WORK TO DO:
Pull out every line containing the string "this".

(Collected data)
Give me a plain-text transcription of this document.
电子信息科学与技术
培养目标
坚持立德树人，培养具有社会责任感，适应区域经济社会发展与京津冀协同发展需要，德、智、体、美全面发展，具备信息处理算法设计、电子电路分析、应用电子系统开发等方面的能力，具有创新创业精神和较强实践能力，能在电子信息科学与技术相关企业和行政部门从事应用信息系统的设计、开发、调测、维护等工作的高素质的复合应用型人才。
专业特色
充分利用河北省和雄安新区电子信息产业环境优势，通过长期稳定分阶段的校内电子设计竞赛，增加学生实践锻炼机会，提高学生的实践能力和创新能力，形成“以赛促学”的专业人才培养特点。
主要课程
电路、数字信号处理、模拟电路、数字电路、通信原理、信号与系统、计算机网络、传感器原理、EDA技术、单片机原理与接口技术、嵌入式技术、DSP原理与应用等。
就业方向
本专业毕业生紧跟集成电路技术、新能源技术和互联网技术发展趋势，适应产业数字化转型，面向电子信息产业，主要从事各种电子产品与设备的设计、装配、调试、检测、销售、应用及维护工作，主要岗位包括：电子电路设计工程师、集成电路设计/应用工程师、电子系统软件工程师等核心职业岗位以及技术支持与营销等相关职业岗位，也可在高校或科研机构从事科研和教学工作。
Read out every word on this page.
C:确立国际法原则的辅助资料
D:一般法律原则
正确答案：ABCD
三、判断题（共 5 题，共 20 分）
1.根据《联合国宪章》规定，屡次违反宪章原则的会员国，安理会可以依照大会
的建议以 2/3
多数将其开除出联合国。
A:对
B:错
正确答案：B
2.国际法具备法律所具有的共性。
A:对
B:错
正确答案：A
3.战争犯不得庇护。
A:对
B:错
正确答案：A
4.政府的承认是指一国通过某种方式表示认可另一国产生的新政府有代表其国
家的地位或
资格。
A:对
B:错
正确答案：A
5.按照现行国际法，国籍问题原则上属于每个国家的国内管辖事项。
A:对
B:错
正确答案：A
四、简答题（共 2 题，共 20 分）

FINAL ANSWER:
Give me a plain-text transcription of this document.
Read out every word on this page.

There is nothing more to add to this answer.